PROBLEM STATEMENT =>
Below are some records. Copy every line in them that holds "this".

Rows from a dataset
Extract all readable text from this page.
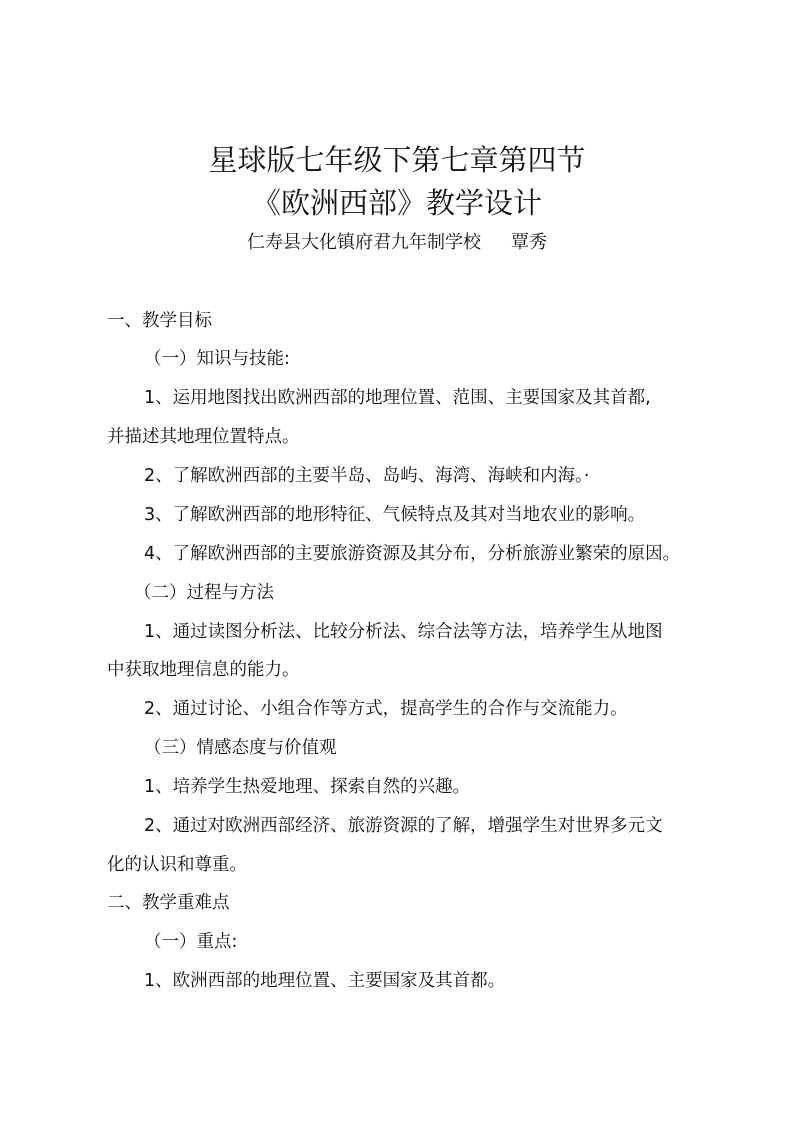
星球版七年级下第七章第四节
《欧洲西部》教学设计
仁寿县大化镇府君九年制学校 覃秀
一、教学目标
（一）知识与技能:
1、运用地图找出欧洲西部的地理位置、范围、主要国家及其首都,
并描述其地理位置特点。
2、了解欧洲西部的主要半岛、岛屿、海湾、海峡和内海。·
3、了解欧洲西部的地形特征、气候特点及其对当地农业的影响。
4、了解欧洲西部的主要旅游资源及其分布，分析旅游业繁荣的原因。
（二）过程与方法
1、通过读图分析法、比较分析法、综合法等方法，培养学生从地图
中获取地理信息的能力。
2、通过讨论、小组合作等方式，提高学生的合作与交流能力。
（三）情感态度与价值观
1、培养学生热爱地理、探索自然的兴趣。
2、通过对欧洲西部经济、旅游资源的了解，增强学生对世界多元文
化的认识和尊重。
二、教学重难点
（一）重点:
1、欧洲西部的地理位置、主要国家及其首都。
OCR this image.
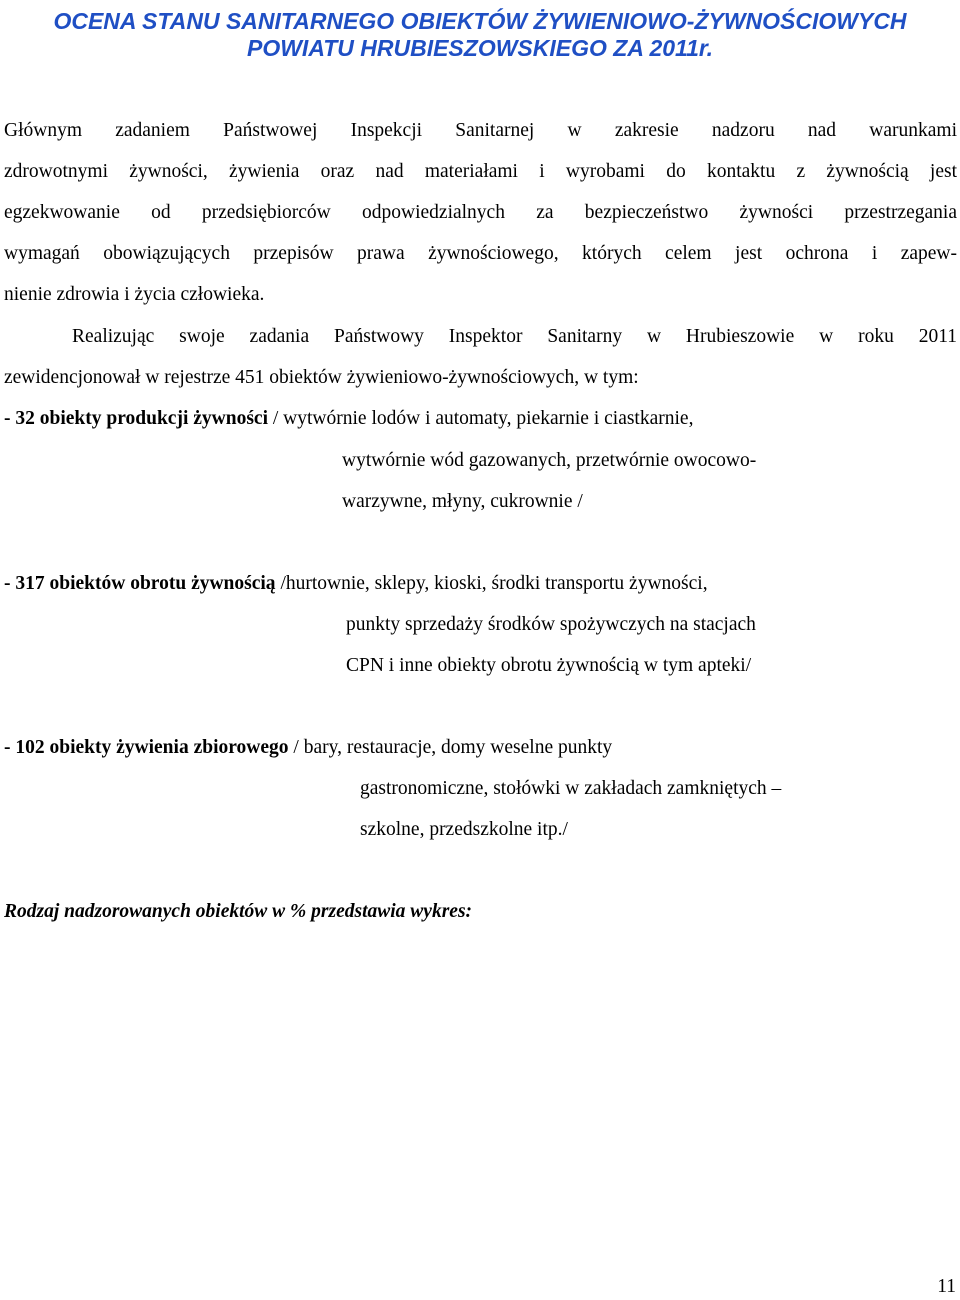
OCENA STANU SANITARNEGO OBIEKTÓW ŻYWIENIOWO-ŻYWNOŚCIOWYCH
POWIATU HRUBIESZOWSKIEGO ZA 2011r.
Głównym zadaniem Państwowej Inspekcji Sanitarnej w zakresie nadzoru nad warunkami
zdrowotnymi żywności, żywienia oraz nad materiałami i wyrobami do kontaktu z żywnością jest
egzekwowanie od przedsiębiorców odpowiedzialnych za bezpieczeństwo żywności przestrzegania
wymagań obowiązujących przepisów prawa żywnościowego, których celem jest ochrona i zapew-
nienie zdrowia i życia człowieka.
Realizując swoje zadania Państwowy Inspektor Sanitarny w Hrubieszowie w roku 2011
zewidencjonował w rejestrze 451 obiektów żywieniowo-żywnościowych, w tym:
- 32 obiekty produkcji żywności / wytwórnie lodów i automaty, piekarnie i ciastkarnie,
wytwórnie wód gazowanych, przetwórnie owocowo-
warzywne, młyny, cukrownie /
- 317 obiektów obrotu żywnością /hurtownie, sklepy, kioski, środki transportu żywności,
punkty sprzedaży środków spożywczych na stacjach
CPN i inne obiekty obrotu żywnością w tym apteki/
- 102 obiekty żywienia zbiorowego / bary, restauracje, domy weselne punkty
gastronomiczne, stołówki w zakładach zamkniętych –
szkolne, przedszkolne itp./
Rodzaj nadzorowanych obiektów w % przedstawia wykres:
11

SOLUTION TO THE PROBLEM =>
Extract all readable text from this page.
OCR this image.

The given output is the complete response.